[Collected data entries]
┄┄┄┄┄┄
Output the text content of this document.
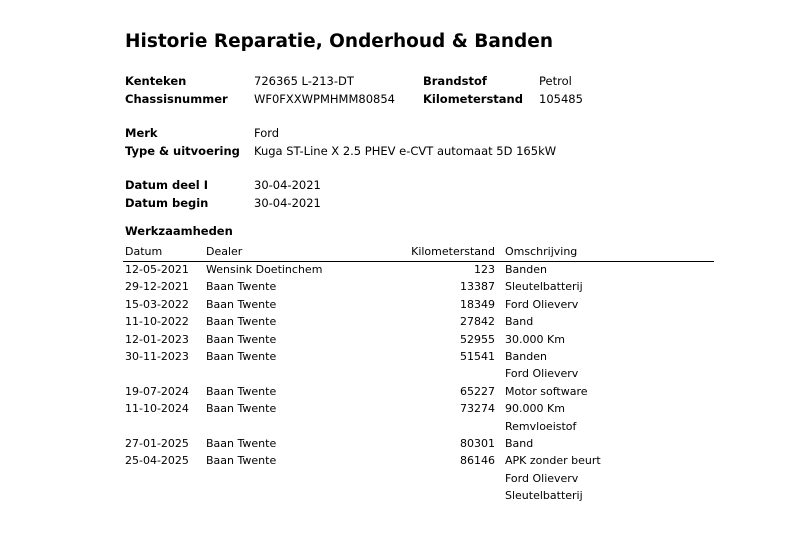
Historie Reparatie, Onderhoud & Banden
Kenteken	726365 L-213-DT	Brandstof	Petrol
Chassisnummer WF0FXXWPMHMM80854 Kilometerstand 105485
Merk	Ford
Type & uitvoering Kuga ST-Line X 2.5 PHEV e-CVT automaat 5D 165kW
Datum deel I	30-04-2021
Datum begin	30-04-2021
Werkzaamheden
Datum	Dealer	Kilometerstand Omschrijving
12-05-2021 Wensink Doetinchem	123 Banden
29-12-2021 Baan Twente	13387 Sleutelbatterij
15-03-2022 Baan Twente	18349 Ford Olieverv
11-10-2022 Baan Twente	27842 Band
12-01-2023 Baan Twente	52955 30.000 Km
30-11-2023 Baan Twente	51541 Banden
Ford Olieverv
19-07-2024 Baan Twente	65227 Motor software
11-10-2024 Baan Twente	73274 90.000 Km
Remvloeistof
27-01-2025 Baan Twente	80301 Band
25-04-2025 Baan Twente	86146 APK zonder beurt
Ford Olieverv
Sleutelbatterij
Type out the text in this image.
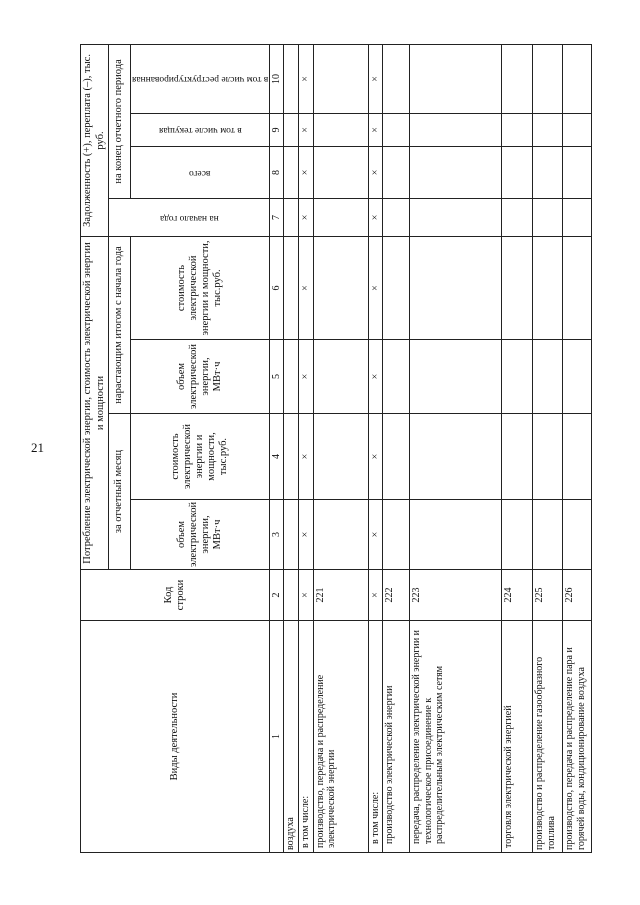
21
Виды деятельности	Код строки	Потребление электрической энергии, стоимость электрической энергии и мощности				Задолженность (+), переплата (–), тыс. руб.			
		за отчетный месяц		нарастающим итогом с начала года		на начало года	на конец отчетного периода		
		объем электрической энергии, МВт·ч	стоимость электрической энергии и мощности, тыс.руб.	объем электрической энергии, МВт·ч	стоимость электрической энергии и мощности, тыс.руб.		всего	в том числе текущая	в том числе реструктурированная

1	2	3	4	5	6	7	8	9	10
воздуха									
в том числе:	×	×	×	×	×	×	×	×	×
производство, передача и распределение электрической энергии	221								
в том числе:	×	×	×	×	×	×	×	×	×
производство электрической энергии	222								
передача, распределение электрической энергии и технологическое присоединение к распределительным электрическим сетям	223								
торговля электрической энергией	224								
производство и распределение газообразного топлива	225								
производство, передача и распределение пара и горячей воды, кондиционирование воздуха	226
┄┄┄┄┄┄
Stated goal: Copy out each line of the data containing the string "производство".

Output of the task:
производство, передача и распределение электрической энергии	221								
производство электрической энергии	222								
производство и распределение газообразного топлива	225								
производство, передача и распределение пара и горячей воды, кондиционирование воздуха	226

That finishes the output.